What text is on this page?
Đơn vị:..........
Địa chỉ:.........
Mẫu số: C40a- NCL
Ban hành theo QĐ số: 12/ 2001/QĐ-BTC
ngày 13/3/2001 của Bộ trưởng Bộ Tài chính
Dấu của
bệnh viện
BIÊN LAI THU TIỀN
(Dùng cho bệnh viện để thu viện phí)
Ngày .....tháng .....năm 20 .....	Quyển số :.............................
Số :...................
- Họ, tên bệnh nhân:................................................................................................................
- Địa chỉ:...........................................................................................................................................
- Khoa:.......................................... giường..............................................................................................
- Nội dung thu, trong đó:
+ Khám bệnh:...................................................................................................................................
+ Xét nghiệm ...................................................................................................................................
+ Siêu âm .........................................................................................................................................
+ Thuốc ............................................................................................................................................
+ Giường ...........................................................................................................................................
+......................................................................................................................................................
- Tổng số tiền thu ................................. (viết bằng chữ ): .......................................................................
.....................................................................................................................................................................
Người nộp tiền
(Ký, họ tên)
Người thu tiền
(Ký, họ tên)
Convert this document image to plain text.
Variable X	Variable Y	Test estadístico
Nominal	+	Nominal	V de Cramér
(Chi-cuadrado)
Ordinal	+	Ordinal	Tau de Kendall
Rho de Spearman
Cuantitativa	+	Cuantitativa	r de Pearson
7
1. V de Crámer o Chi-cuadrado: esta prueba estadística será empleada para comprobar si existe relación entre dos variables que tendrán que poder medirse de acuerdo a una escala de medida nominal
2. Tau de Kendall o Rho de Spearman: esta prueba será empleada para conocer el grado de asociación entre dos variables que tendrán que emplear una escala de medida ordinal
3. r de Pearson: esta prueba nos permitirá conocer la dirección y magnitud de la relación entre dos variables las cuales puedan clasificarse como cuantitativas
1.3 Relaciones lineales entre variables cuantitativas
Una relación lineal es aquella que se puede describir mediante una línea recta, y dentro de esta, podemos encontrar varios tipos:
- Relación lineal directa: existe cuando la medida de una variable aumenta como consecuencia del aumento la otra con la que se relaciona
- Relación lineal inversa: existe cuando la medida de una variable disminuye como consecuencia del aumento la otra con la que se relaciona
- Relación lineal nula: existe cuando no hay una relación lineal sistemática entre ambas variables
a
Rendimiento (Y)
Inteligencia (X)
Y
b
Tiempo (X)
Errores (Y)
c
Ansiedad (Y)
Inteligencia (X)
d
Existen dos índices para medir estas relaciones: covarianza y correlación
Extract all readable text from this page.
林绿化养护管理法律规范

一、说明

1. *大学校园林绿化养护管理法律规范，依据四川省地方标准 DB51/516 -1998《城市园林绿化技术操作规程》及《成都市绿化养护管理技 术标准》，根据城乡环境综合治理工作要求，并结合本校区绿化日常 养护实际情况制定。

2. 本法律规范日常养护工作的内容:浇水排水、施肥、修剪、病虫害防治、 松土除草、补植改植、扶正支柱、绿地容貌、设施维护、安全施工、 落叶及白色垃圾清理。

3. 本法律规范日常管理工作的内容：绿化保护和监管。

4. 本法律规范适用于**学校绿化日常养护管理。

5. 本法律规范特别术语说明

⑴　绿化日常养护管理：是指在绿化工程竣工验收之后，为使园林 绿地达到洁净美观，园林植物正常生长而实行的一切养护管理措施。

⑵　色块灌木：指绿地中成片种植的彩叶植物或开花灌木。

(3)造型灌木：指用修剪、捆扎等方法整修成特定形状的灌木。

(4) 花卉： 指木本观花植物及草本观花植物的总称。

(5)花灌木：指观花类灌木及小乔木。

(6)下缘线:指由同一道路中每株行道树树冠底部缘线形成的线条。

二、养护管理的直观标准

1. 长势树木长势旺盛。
|---|
- [Work to be completed] Wherever the word "this" occurs in a line of the listing, copy that line.

- [Response to the exercise]
What text is on this page?
Convert this document image to plain text.
Extract all readable text from this page.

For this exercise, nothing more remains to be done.